| Work to do |
Sort through the data and copy the lines holding the word "category".

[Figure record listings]
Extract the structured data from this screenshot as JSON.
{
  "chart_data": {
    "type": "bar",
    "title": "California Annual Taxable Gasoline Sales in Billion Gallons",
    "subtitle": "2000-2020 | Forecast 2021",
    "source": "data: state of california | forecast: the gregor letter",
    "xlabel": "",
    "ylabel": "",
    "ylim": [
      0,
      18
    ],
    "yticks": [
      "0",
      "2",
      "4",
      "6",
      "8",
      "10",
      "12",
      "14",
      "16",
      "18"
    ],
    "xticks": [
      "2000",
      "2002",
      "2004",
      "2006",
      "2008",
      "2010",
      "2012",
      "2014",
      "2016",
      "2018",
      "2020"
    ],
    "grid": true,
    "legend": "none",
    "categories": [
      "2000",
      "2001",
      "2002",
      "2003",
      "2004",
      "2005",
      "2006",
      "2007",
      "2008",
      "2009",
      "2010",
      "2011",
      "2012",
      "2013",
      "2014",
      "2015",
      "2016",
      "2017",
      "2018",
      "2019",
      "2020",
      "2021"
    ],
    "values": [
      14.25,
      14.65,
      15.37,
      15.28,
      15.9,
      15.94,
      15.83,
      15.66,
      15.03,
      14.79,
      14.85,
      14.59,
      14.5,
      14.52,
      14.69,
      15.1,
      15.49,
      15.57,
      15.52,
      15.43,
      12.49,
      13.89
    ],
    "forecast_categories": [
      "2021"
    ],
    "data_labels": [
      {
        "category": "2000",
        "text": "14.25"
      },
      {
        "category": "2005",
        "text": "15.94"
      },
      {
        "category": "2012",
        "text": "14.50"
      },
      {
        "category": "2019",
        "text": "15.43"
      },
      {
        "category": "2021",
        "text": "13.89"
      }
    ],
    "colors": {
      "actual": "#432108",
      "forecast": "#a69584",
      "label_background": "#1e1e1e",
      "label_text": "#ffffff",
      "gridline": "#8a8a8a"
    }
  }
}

| Exercise answer |
        "category": "2000",
        "category": "2005",
        "category": "2012",
        "category": "2019",
        "category": "2021",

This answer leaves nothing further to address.